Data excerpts
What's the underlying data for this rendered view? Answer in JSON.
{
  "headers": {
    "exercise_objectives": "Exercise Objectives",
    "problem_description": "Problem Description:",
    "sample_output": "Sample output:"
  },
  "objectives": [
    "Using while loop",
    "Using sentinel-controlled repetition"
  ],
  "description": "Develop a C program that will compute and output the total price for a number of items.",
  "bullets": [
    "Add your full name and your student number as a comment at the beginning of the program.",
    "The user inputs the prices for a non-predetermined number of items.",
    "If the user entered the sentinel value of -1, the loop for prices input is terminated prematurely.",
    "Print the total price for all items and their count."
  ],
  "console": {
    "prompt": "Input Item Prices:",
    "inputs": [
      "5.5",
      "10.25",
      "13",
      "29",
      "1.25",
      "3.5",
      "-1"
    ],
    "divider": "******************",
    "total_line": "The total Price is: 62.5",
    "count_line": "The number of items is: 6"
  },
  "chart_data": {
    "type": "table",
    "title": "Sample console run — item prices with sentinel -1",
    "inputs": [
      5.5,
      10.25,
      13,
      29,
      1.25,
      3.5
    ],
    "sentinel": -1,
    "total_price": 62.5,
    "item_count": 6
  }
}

### WORK TO COMPLETE
Each record above should be output again exactly.

### THE REPLY
What's the underlying data for this rendered view? Answer in JSON.
{
  "headers": {
    "exercise_objectives": "Exercise Objectives",
    "problem_description": "Problem Description:",
    "sample_output": "Sample output:"
  },
  "objectives": [
    "Using while loop",
    "Using sentinel-controlled repetition"
  ],
  "description": "Develop a C program that will compute and output the total price for a number of items.",
  "bullets": [
    "Add your full name and your student number as a comment at the beginning of the program.",
    "The user inputs the prices for a non-predetermined number of items.",
    "If the user entered the sentinel value of -1, the loop for prices input is terminated prematurely.",
    "Print the total price for all items and their count."
  ],
  "console": {
    "prompt": "Input Item Prices:",
    "inputs": [
      "5.5",
      "10.25",
      "13",
      "29",
      "1.25",
      "3.5",
      "-1"
    ],
    "divider": "******************",
    "total_line": "The total Price is: 62.5",
    "count_line": "The number of items is: 6"
  },
  "chart_data": {
    "type": "table",
    "title": "Sample console run — item prices with sentinel -1",
    "inputs": [
      5.5,
      10.25,
      13,
      29,
      1.25,
      3.5
    ],
    "sentinel": -1,
    "total_price": 62.5,
    "item_count": 6
  }
}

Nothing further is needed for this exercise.